=== Begin Enclosure ===

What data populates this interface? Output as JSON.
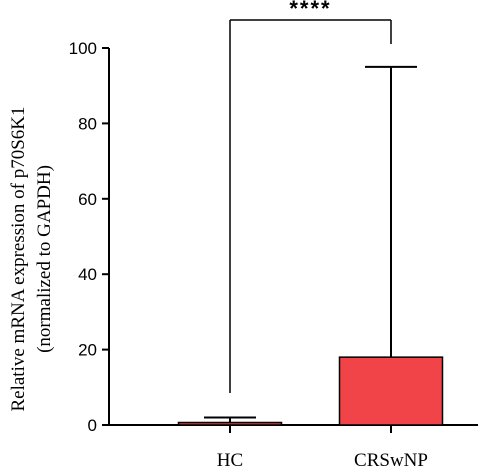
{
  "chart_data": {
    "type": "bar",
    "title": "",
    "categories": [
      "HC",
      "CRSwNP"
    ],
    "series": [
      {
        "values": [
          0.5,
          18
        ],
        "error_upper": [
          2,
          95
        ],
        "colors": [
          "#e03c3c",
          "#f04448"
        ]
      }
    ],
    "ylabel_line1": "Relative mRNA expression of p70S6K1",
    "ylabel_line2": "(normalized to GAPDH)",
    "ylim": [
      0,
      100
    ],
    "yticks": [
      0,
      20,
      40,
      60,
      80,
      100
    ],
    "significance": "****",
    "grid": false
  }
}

=== End Enclosure ===
=== Begin Enclosure ===

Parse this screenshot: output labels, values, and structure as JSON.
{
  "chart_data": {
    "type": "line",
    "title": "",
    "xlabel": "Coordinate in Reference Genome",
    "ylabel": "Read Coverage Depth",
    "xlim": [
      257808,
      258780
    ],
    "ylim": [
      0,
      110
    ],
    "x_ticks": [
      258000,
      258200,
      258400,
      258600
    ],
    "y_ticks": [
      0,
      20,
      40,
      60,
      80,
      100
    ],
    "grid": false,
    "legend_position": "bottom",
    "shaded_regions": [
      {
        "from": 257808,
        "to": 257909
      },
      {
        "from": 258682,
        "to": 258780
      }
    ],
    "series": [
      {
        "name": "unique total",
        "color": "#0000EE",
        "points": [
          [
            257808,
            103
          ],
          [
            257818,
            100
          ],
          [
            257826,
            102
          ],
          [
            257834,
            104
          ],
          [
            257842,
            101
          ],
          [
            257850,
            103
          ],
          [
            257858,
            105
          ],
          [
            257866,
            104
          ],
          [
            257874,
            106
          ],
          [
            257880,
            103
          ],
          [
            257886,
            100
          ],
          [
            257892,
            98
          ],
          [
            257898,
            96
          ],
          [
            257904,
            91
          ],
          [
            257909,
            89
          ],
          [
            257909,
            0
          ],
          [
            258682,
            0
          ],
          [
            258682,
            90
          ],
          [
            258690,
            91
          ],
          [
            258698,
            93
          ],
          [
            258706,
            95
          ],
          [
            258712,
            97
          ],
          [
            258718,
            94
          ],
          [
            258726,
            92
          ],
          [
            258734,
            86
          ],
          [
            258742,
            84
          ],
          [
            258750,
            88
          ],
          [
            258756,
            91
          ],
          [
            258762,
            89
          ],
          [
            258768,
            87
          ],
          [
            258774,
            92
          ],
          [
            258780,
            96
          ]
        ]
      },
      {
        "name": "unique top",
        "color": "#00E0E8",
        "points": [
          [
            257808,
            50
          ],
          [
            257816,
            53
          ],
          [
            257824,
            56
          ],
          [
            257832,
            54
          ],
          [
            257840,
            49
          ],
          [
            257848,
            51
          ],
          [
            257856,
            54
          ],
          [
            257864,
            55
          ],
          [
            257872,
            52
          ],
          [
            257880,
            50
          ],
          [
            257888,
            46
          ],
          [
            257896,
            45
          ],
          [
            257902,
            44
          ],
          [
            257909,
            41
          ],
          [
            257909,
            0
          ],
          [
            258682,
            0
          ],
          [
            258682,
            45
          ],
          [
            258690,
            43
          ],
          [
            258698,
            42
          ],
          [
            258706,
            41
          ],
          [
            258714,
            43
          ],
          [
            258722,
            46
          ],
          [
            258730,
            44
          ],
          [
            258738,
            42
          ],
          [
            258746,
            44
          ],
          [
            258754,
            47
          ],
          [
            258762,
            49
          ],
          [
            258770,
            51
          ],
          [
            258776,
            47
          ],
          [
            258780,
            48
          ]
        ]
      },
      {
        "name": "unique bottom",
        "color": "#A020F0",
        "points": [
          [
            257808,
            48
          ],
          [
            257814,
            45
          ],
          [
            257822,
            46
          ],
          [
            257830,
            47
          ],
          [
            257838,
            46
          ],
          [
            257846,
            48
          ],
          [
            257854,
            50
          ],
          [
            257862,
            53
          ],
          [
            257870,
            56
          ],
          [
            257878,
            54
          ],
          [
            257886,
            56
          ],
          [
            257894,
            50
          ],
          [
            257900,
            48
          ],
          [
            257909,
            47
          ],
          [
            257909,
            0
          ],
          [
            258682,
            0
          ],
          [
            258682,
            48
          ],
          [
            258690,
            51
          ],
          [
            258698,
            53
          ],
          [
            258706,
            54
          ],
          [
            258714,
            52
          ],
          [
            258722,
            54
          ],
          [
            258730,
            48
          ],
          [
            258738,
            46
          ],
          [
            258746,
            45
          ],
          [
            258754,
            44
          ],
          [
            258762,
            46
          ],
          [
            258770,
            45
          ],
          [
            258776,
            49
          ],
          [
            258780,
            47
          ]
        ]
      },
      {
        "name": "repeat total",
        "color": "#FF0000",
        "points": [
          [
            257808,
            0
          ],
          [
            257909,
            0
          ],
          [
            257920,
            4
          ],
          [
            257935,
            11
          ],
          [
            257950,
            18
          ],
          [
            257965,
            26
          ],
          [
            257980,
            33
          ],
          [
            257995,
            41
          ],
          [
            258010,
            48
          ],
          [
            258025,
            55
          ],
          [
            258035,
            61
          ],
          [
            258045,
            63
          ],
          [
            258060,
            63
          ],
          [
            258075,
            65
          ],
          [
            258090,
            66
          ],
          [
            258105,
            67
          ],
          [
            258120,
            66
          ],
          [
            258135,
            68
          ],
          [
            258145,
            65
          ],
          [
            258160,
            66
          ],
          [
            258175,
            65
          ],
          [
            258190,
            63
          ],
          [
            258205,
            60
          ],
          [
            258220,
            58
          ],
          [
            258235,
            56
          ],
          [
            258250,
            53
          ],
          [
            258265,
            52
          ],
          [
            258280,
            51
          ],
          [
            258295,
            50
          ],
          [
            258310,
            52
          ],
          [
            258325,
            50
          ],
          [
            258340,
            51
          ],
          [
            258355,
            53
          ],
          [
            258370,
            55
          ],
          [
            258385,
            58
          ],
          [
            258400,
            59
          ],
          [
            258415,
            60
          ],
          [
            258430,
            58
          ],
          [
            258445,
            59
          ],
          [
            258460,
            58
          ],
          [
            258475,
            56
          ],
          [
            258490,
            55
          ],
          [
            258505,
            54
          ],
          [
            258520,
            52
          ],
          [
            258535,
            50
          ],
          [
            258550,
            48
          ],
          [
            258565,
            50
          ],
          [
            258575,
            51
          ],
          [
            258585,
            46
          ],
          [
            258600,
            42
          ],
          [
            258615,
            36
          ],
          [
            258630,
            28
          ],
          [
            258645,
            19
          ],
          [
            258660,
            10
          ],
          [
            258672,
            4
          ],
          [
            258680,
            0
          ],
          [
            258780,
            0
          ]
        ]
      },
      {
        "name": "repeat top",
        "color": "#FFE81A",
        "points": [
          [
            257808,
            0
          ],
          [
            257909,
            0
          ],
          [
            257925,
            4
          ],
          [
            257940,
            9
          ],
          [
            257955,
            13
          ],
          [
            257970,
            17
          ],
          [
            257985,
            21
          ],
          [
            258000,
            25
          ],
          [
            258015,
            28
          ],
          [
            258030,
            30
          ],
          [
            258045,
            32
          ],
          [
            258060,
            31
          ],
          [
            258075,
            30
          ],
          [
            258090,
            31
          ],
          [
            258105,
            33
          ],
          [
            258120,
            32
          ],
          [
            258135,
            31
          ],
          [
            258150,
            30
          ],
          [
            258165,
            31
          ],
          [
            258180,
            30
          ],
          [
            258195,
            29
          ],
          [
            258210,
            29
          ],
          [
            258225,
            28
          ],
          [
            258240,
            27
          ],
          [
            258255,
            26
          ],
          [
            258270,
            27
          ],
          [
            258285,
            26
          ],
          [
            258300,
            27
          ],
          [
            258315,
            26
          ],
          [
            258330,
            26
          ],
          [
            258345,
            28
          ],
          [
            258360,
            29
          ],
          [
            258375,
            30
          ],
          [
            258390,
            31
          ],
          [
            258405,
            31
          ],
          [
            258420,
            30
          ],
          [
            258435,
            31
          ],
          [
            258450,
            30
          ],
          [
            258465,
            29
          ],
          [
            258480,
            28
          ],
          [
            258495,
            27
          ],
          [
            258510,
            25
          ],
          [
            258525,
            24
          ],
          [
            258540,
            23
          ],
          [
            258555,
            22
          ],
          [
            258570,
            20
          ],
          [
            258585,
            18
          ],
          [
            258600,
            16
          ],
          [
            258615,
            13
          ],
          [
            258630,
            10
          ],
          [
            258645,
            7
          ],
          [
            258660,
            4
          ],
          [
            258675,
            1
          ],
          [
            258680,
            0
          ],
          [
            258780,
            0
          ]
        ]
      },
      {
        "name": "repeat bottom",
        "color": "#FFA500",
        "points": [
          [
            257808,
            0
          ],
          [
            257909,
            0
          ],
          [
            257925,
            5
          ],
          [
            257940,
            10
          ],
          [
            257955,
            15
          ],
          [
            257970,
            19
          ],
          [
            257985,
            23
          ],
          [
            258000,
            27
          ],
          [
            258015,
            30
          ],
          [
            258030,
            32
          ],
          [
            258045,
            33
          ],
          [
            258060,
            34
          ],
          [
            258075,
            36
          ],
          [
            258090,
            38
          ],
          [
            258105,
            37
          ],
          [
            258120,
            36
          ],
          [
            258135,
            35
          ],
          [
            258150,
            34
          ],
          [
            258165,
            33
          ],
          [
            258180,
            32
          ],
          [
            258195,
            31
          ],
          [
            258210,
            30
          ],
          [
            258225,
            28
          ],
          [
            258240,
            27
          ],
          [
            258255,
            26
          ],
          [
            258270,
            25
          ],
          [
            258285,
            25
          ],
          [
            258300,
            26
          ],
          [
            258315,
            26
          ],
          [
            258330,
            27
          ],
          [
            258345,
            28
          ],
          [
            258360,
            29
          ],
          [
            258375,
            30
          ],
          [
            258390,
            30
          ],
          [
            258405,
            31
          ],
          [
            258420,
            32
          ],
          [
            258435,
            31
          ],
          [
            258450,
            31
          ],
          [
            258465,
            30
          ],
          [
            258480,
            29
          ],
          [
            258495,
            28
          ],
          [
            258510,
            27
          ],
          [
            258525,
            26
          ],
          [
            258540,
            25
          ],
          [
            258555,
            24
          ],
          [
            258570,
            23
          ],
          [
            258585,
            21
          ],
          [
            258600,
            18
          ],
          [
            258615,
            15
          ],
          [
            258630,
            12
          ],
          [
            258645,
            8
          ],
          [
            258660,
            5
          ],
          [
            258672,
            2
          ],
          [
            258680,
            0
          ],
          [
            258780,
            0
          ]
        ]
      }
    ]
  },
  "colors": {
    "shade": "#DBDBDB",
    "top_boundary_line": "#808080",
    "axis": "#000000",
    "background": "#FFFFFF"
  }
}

=== End Enclosure ===
=== Begin Enclosure ===

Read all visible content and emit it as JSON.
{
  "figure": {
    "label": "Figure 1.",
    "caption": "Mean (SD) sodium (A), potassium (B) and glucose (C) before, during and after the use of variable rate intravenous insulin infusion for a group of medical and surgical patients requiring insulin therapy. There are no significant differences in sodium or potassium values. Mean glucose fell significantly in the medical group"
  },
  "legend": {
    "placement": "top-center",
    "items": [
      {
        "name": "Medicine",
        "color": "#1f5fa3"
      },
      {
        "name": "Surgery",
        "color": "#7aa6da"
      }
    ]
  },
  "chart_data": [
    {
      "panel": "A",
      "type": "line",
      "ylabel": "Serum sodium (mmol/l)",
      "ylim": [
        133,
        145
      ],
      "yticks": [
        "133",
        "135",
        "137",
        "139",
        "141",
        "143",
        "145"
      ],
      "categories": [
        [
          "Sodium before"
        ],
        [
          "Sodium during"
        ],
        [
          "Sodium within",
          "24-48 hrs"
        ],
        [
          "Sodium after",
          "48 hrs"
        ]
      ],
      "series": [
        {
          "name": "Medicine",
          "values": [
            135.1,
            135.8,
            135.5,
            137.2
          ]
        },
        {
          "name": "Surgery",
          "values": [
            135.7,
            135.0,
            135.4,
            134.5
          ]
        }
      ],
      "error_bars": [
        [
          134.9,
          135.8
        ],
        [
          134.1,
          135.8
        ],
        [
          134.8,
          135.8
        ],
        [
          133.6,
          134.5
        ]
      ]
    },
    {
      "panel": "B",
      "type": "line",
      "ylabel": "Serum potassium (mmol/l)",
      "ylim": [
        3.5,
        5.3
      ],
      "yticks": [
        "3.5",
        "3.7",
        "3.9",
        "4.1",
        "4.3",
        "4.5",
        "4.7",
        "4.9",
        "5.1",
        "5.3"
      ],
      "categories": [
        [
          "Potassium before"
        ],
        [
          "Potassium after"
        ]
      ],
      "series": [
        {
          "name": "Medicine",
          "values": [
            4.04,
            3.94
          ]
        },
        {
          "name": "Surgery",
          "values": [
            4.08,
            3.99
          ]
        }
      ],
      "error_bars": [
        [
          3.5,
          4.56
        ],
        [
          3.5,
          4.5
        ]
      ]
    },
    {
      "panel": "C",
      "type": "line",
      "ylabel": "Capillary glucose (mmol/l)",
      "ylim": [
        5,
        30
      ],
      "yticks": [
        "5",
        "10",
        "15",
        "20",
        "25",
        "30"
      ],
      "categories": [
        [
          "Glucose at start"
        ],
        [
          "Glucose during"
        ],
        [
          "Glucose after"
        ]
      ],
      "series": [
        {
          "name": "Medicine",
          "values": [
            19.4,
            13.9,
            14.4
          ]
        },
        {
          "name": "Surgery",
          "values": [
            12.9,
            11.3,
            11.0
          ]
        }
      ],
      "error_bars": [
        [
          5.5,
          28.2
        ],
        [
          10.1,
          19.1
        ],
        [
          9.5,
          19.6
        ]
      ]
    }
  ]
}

=== End Enclosure ===

## TASK STATEMENT
Whenever a line of the data includes the word "bottom", show that line in full.

## REPLY TO THE TASK
    "legend_position": "bottom",
        "name": "unique bottom",
        "name": "repeat bottom",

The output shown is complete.